**RECORD LIST**.
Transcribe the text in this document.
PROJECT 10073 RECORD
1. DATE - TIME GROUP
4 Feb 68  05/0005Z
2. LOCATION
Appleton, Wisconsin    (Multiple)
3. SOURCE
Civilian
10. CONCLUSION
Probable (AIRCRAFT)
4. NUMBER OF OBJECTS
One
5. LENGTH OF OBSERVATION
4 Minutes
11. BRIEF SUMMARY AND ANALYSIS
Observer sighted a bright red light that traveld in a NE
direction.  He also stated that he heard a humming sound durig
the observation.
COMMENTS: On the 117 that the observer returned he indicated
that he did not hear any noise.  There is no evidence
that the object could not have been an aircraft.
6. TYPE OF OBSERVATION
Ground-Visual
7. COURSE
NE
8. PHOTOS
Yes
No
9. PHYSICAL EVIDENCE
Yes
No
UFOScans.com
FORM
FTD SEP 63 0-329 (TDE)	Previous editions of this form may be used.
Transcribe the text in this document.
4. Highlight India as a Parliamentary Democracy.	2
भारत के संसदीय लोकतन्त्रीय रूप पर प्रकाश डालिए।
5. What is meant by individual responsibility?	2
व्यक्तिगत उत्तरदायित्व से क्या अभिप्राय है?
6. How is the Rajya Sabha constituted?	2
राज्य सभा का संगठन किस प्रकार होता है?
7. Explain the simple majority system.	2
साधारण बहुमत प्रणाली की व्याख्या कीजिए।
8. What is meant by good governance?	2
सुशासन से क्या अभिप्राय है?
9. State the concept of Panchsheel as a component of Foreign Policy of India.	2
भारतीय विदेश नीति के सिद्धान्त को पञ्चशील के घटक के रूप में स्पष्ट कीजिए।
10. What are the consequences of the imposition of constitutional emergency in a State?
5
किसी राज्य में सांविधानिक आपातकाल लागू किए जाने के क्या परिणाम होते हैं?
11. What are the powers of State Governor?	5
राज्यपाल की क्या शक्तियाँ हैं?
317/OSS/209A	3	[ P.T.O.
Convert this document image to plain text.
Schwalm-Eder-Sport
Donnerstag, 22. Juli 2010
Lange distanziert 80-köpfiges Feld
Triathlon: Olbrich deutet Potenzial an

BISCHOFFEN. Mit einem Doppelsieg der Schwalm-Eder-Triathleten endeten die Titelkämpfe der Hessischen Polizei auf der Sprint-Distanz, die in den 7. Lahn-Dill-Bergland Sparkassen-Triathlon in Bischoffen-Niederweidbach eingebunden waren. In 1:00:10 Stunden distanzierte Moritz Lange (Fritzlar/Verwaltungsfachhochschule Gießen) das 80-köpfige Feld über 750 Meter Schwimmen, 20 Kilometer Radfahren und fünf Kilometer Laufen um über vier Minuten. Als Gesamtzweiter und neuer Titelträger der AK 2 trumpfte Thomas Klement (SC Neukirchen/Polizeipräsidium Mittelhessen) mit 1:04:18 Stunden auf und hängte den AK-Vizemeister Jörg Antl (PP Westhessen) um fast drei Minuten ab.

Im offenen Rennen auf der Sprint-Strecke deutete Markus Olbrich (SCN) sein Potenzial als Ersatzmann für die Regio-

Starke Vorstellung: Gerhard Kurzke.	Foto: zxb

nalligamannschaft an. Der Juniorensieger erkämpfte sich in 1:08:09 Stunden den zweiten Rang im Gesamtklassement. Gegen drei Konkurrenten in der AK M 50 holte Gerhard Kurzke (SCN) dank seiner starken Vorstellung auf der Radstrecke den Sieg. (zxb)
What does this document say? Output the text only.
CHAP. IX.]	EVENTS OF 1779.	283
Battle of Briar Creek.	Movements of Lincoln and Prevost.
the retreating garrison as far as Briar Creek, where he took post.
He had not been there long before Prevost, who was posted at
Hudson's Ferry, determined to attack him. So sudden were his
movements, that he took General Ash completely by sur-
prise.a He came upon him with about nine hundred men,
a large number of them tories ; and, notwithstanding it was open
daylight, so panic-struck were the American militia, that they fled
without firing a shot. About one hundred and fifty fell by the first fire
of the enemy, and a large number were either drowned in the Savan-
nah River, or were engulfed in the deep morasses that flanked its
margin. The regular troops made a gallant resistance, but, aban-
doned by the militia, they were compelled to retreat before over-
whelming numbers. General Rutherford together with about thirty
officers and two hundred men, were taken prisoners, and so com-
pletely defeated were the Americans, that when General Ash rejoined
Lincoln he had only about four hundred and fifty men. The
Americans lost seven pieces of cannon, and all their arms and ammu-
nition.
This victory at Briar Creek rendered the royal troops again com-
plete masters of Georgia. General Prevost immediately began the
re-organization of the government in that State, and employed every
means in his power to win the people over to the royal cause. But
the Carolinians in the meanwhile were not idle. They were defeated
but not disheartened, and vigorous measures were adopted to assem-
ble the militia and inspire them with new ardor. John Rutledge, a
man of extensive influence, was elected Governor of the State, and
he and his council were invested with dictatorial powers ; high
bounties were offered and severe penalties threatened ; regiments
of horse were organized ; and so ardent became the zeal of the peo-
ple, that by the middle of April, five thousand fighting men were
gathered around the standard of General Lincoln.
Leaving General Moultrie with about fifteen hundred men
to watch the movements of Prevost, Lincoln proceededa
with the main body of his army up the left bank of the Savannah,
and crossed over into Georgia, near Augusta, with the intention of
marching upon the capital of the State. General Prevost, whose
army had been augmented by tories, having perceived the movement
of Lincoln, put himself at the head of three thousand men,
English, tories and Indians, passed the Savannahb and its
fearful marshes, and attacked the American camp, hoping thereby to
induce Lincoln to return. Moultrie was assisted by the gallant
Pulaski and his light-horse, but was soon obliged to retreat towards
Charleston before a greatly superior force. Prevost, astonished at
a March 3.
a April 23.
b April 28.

**STATED PROBLEM**.
Reproduce each line of the material above precisely.

**SOLUTION TO THE EXERCISE**.
Transcribe the text in this document.
PROJECT 10073 RECORD
1. DATE - TIME GROUP
4 Feb 68  05/0005Z
2. LOCATION
Appleton, Wisconsin    (Multiple)
3. SOURCE
Civilian
10. CONCLUSION
Probable (AIRCRAFT)
4. NUMBER OF OBJECTS
One
5. LENGTH OF OBSERVATION
4 Minutes
11. BRIEF SUMMARY AND ANALYSIS
Observer sighted a bright red light that traveld in a NE
direction.  He also stated that he heard a humming sound durig
the observation.
COMMENTS: On the 117 that the observer returned he indicated
that he did not hear any noise.  There is no evidence
that the object could not have been an aircraft.
6. TYPE OF OBSERVATION
Ground-Visual
7. COURSE
NE
8. PHOTOS
Yes
No
9. PHYSICAL EVIDENCE
Yes
No
UFOScans.com
FORM
FTD SEP 63 0-329 (TDE)	Previous editions of this form may be used.
Transcribe the text in this document.
4. Highlight India as a Parliamentary Democracy.	2
भारत के संसदीय लोकतन्त्रीय रूप पर प्रकाश डालिए।
5. What is meant by individual responsibility?	2
व्यक्तिगत उत्तरदायित्व से क्या अभिप्राय है?
6. How is the Rajya Sabha constituted?	2
राज्य सभा का संगठन किस प्रकार होता है?
7. Explain the simple majority system.	2
साधारण बहुमत प्रणाली की व्याख्या कीजिए।
8. What is meant by good governance?	2
सुशासन से क्या अभिप्राय है?
9. State the concept of Panchsheel as a component of Foreign Policy of India.	2
भारतीय विदेश नीति के सिद्धान्त को पञ्चशील के घटक के रूप में स्पष्ट कीजिए।
10. What are the consequences of the imposition of constitutional emergency in a State?
5
किसी राज्य में सांविधानिक आपातकाल लागू किए जाने के क्या परिणाम होते हैं?
11. What are the powers of State Governor?	5
राज्यपाल की क्या शक्तियाँ हैं?
317/OSS/209A	3	[ P.T.O.
Convert this document image to plain text.
Schwalm-Eder-Sport
Donnerstag, 22. Juli 2010
Lange distanziert 80-köpfiges Feld
Triathlon: Olbrich deutet Potenzial an

BISCHOFFEN. Mit einem Doppelsieg der Schwalm-Eder-Triathleten endeten die Titelkämpfe der Hessischen Polizei auf der Sprint-Distanz, die in den 7. Lahn-Dill-Bergland Sparkassen-Triathlon in Bischoffen-Niederweidbach eingebunden waren. In 1:00:10 Stunden distanzierte Moritz Lange (Fritzlar/Verwaltungsfachhochschule Gießen) das 80-köpfige Feld über 750 Meter Schwimmen, 20 Kilometer Radfahren und fünf Kilometer Laufen um über vier Minuten. Als Gesamtzweiter und neuer Titelträger der AK 2 trumpfte Thomas Klement (SC Neukirchen/Polizeipräsidium Mittelhessen) mit 1:04:18 Stunden auf und hängte den AK-Vizemeister Jörg Antl (PP Westhessen) um fast drei Minuten ab.

Im offenen Rennen auf der Sprint-Strecke deutete Markus Olbrich (SCN) sein Potenzial als Ersatzmann für die Regio-

Starke Vorstellung: Gerhard Kurzke.	Foto: zxb

nalligamannschaft an. Der Juniorensieger erkämpfte sich in 1:08:09 Stunden den zweiten Rang im Gesamtklassement. Gegen drei Konkurrenten in der AK M 50 holte Gerhard Kurzke (SCN) dank seiner starken Vorstellung auf der Radstrecke den Sieg. (zxb)
What does this document say? Output the text only.
CHAP. IX.]	EVENTS OF 1779.	283
Battle of Briar Creek.	Movements of Lincoln and Prevost.
the retreating garrison as far as Briar Creek, where he took post.
He had not been there long before Prevost, who was posted at
Hudson's Ferry, determined to attack him. So sudden were his
movements, that he took General Ash completely by sur-
prise.a He came upon him with about nine hundred men,
a large number of them tories ; and, notwithstanding it was open
daylight, so panic-struck were the American militia, that they fled
without firing a shot. About one hundred and fifty fell by the first fire
of the enemy, and a large number were either drowned in the Savan-
nah River, or were engulfed in the deep morasses that flanked its
margin. The regular troops made a gallant resistance, but, aban-
doned by the militia, they were compelled to retreat before over-
whelming numbers. General Rutherford together with about thirty
officers and two hundred men, were taken prisoners, and so com-
pletely defeated were the Americans, that when General Ash rejoined
Lincoln he had only about four hundred and fifty men. The
Americans lost seven pieces of cannon, and all their arms and ammu-
nition.
This victory at Briar Creek rendered the royal troops again com-
plete masters of Georgia. General Prevost immediately began the
re-organization of the government in that State, and employed every
means in his power to win the people over to the royal cause. But
the Carolinians in the meanwhile were not idle. They were defeated
but not disheartened, and vigorous measures were adopted to assem-
ble the militia and inspire them with new ardor. John Rutledge, a
man of extensive influence, was elected Governor of the State, and
he and his council were invested with dictatorial powers ; high
bounties were offered and severe penalties threatened ; regiments
of horse were organized ; and so ardent became the zeal of the peo-
ple, that by the middle of April, five thousand fighting men were
gathered around the standard of General Lincoln.
Leaving General Moultrie with about fifteen hundred men
to watch the movements of Prevost, Lincoln proceededa
with the main body of his army up the left bank of the Savannah,
and crossed over into Georgia, near Augusta, with the intention of
marching upon the capital of the State. General Prevost, whose
army had been augmented by tories, having perceived the movement
of Lincoln, put himself at the head of three thousand men,
English, tories and Indians, passed the Savannahb and its
fearful marshes, and attacked the American camp, hoping thereby to
induce Lincoln to return. Moultrie was assisted by the gallant
Pulaski and his light-horse, but was soon obliged to retreat towards
Charleston before a greatly superior force. Prevost, astonished at
a March 3.
a April 23.
b April 28.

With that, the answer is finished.